Identify each line holding the string "index" and copy it.
==*==
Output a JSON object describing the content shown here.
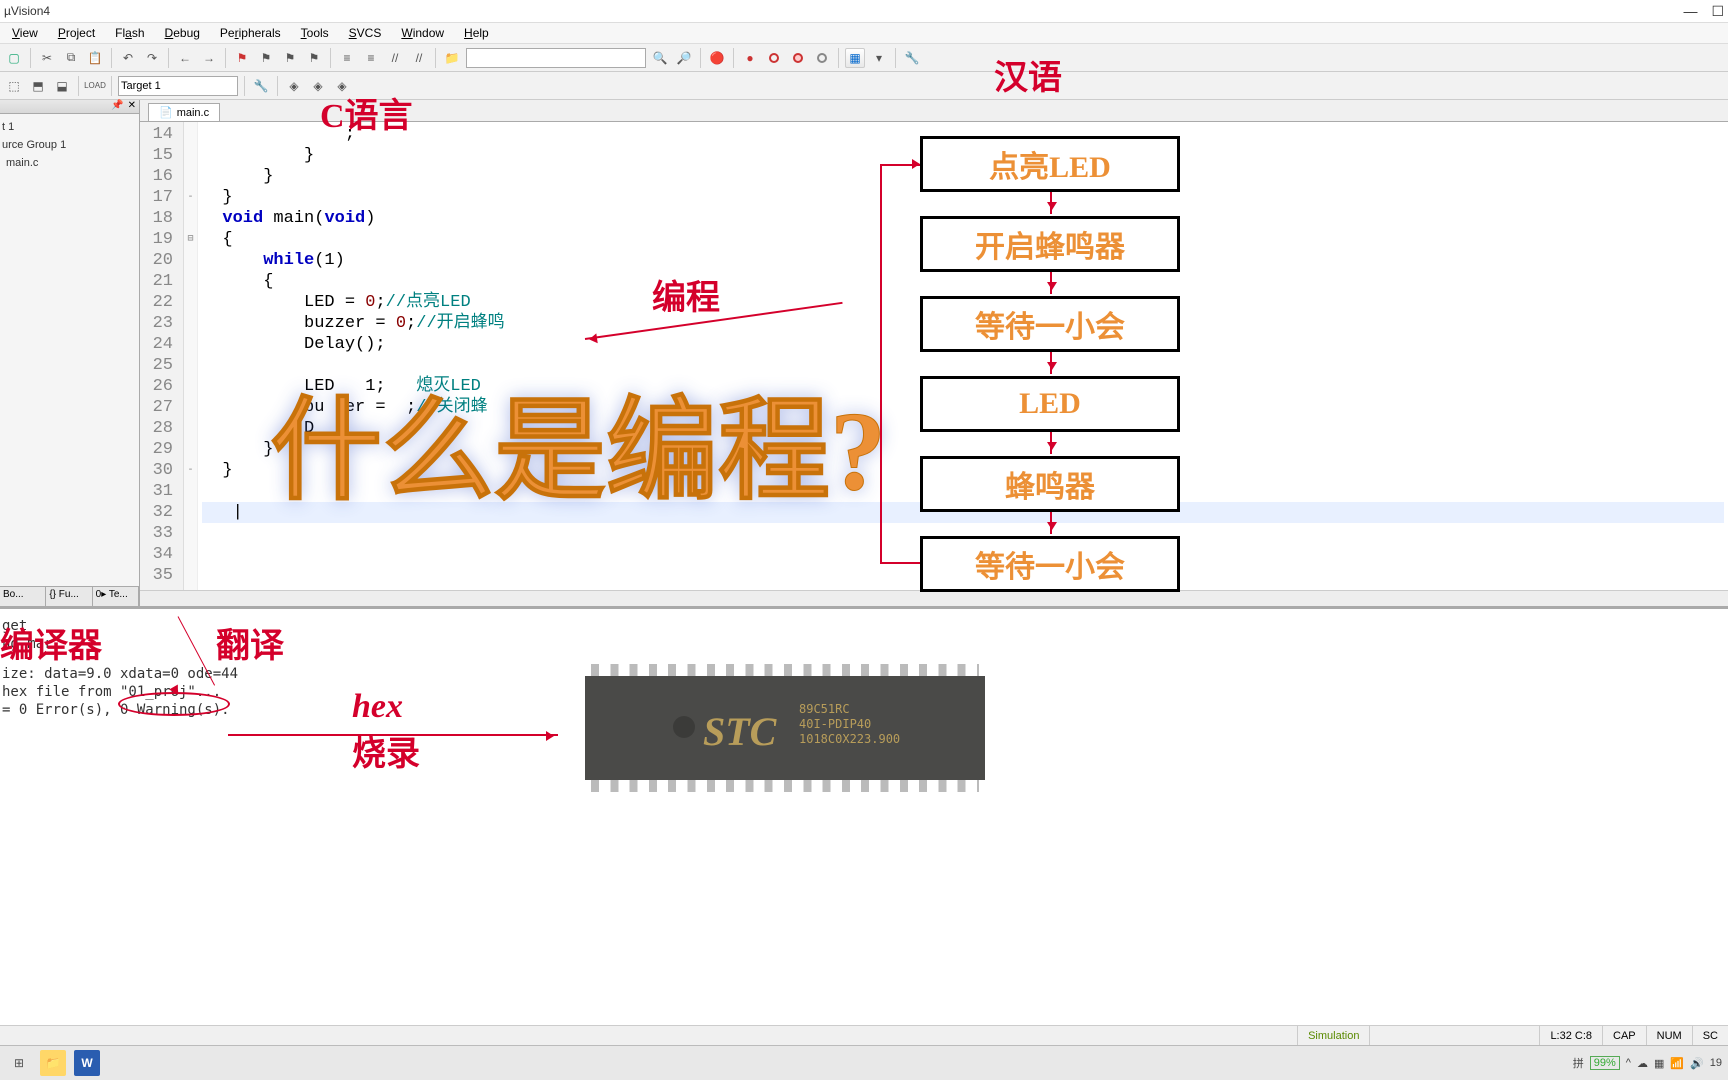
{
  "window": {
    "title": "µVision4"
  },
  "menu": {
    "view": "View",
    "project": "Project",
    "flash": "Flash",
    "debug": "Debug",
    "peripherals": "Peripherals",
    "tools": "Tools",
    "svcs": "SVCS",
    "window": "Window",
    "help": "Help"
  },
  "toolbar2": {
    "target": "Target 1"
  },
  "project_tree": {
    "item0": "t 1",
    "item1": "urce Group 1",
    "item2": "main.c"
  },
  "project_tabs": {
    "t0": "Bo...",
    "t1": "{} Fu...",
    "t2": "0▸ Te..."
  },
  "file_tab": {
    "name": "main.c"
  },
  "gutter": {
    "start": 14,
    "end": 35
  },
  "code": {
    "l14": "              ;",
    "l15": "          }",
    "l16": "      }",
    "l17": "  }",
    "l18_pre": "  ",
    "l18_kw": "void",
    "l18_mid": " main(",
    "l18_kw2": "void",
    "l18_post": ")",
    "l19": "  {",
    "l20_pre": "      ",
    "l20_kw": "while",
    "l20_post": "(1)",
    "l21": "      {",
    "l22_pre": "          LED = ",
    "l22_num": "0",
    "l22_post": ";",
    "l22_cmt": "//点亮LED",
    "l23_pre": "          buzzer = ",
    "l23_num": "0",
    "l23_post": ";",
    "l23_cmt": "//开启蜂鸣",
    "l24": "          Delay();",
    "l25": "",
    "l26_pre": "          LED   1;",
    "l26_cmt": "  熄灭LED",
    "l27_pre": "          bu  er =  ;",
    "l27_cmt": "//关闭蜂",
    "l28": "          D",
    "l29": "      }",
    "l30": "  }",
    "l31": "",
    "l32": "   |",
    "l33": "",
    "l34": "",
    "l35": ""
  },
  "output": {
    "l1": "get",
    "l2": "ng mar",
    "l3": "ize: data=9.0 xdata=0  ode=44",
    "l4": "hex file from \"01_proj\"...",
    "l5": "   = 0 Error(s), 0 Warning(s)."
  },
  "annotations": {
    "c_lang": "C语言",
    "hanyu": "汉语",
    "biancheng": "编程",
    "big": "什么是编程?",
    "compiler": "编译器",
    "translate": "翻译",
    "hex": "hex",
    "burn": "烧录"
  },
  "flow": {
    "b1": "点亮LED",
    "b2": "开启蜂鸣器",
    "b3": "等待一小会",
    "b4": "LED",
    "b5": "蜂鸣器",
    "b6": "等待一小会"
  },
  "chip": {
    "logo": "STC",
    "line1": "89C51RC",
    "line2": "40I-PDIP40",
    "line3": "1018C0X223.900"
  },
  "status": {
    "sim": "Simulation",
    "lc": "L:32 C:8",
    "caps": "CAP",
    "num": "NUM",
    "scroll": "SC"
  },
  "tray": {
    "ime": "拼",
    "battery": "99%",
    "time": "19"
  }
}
==*==
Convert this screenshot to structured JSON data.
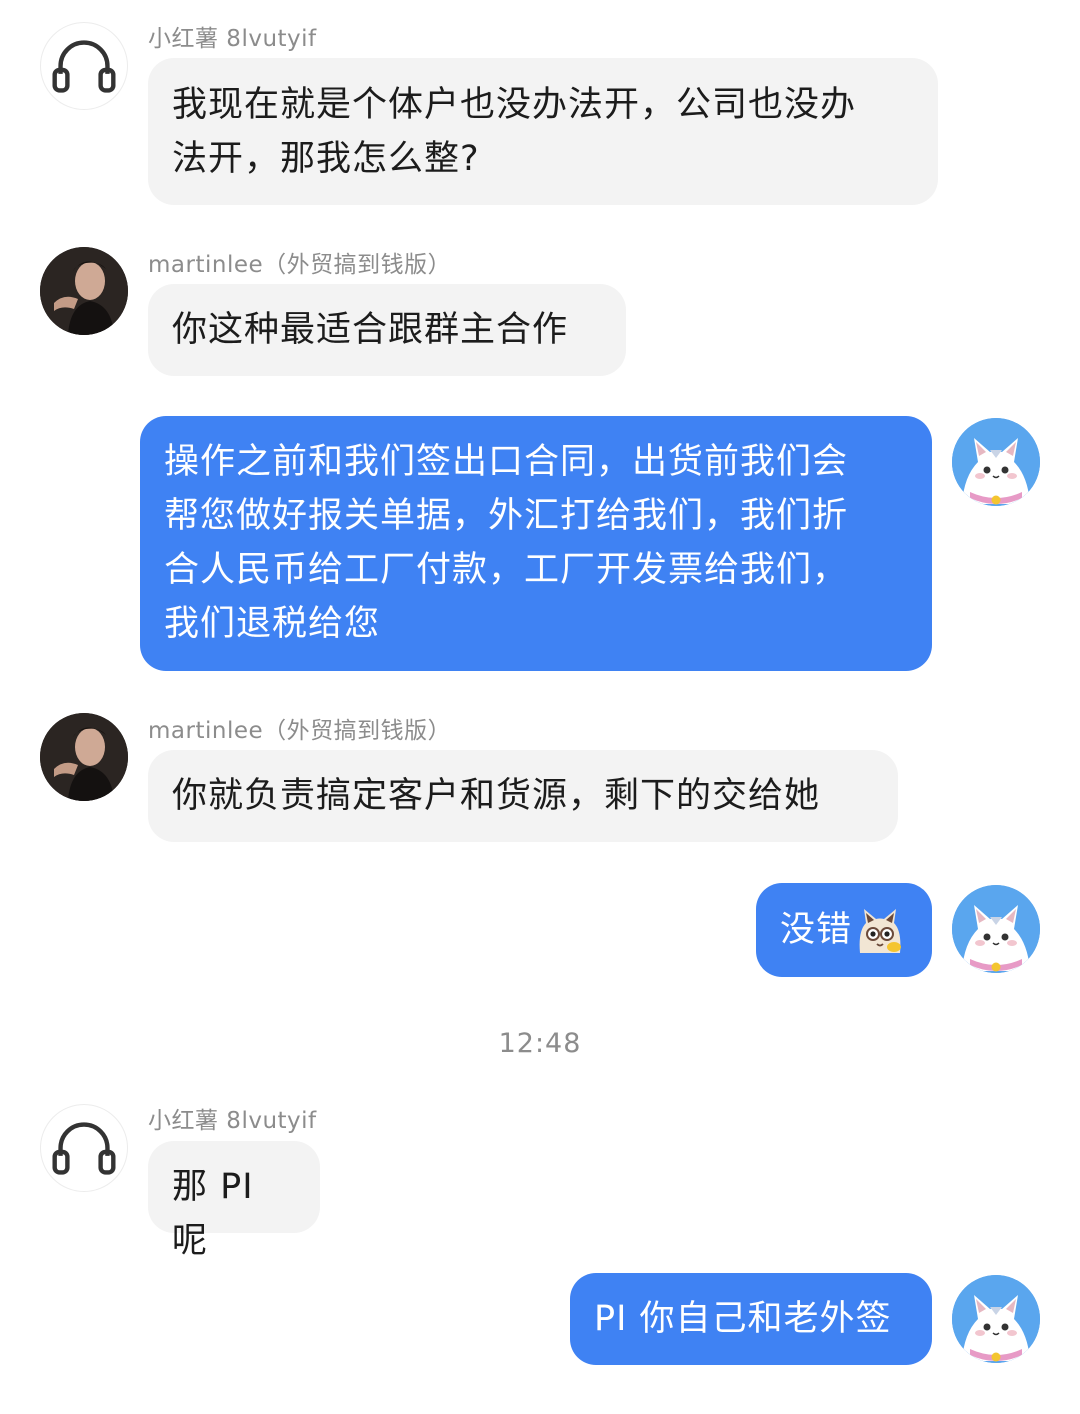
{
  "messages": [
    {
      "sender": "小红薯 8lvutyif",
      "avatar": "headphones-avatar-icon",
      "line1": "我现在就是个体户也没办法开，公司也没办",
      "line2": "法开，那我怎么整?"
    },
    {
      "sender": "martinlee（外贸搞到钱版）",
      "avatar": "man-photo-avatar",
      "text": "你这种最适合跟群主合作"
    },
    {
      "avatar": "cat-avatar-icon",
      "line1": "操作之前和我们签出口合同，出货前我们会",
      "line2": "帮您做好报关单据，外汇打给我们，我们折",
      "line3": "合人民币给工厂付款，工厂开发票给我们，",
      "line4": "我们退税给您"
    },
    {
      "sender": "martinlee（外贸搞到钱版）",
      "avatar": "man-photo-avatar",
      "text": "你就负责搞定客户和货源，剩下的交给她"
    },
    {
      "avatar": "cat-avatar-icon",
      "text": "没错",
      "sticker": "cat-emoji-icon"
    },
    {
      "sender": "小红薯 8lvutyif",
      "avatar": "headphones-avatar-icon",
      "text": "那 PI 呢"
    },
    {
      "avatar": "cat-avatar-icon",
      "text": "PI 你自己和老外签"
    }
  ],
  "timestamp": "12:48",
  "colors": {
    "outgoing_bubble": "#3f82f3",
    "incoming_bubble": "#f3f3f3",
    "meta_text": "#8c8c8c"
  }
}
==*==
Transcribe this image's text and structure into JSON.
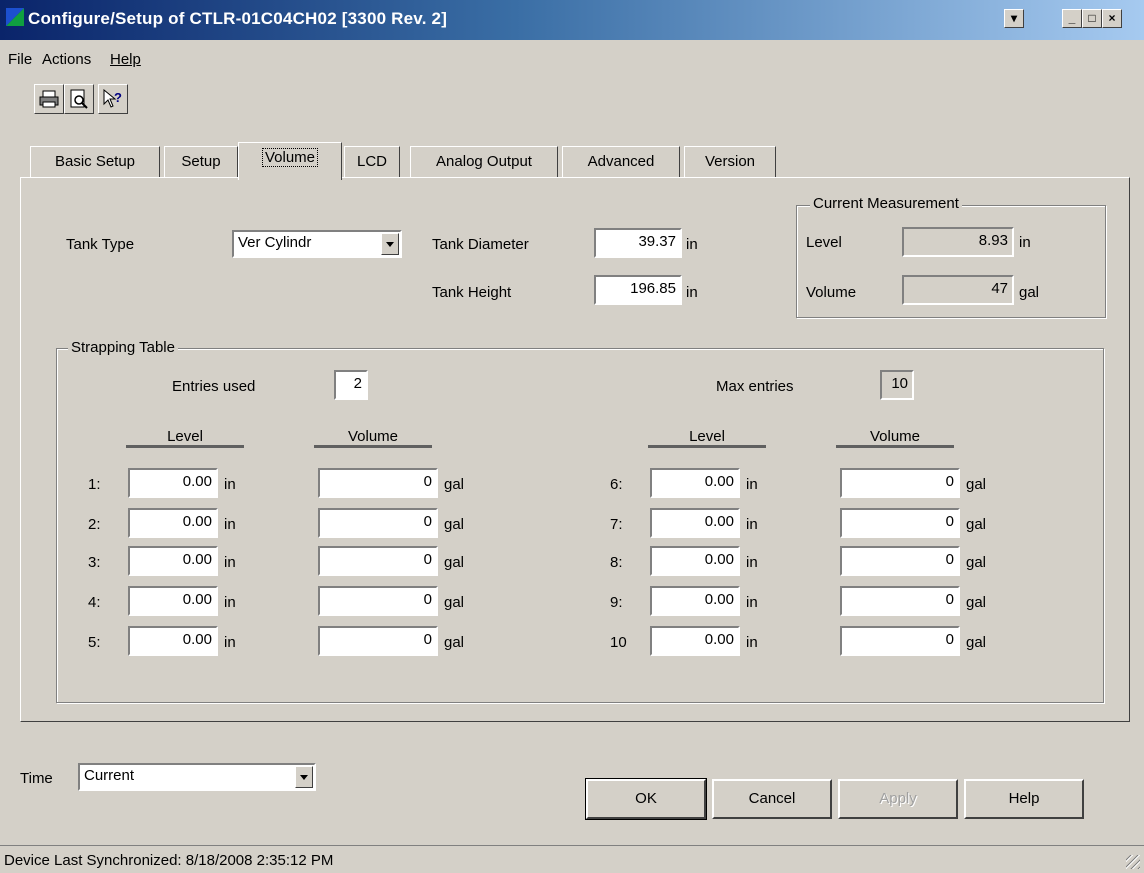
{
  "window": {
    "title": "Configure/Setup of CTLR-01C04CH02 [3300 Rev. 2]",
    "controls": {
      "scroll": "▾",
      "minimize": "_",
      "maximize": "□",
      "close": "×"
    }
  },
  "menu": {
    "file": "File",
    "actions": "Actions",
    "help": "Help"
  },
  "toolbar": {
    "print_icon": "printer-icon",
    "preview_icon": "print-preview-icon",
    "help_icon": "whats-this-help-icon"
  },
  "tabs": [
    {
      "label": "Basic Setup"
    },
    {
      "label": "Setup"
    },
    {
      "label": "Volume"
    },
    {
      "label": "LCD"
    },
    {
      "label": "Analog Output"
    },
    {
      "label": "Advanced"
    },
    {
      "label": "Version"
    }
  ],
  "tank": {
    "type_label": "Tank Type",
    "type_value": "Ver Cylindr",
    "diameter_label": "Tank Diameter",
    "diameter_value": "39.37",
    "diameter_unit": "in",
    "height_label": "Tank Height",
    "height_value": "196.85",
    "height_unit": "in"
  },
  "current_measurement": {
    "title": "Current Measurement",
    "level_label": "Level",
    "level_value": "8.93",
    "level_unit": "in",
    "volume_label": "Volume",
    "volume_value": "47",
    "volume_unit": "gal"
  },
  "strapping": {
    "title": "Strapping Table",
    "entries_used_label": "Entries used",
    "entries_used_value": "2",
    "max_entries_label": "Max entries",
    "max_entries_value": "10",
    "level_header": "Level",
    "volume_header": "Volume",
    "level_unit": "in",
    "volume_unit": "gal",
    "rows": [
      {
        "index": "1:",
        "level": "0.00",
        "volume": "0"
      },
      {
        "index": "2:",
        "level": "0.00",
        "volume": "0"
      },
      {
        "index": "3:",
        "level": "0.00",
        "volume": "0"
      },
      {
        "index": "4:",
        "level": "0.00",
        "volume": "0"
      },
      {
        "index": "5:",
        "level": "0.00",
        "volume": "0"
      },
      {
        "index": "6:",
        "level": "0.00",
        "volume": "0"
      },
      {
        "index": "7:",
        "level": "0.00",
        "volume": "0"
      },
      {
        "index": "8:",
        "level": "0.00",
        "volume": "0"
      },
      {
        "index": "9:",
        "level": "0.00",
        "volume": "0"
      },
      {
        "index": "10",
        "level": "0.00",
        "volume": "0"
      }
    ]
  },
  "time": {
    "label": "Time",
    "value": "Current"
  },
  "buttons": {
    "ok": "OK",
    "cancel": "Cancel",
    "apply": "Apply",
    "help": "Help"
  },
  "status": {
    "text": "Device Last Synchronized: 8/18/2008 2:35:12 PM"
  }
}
==*==
Written response
        "index": "1:",
        "index": "2:",
        "index": "3:",
        "index": "4:",
        "index": "5:",
        "index": "6:",
        "index": "7:",
        "index": "8:",
        "index": "9:",
        "index": "10",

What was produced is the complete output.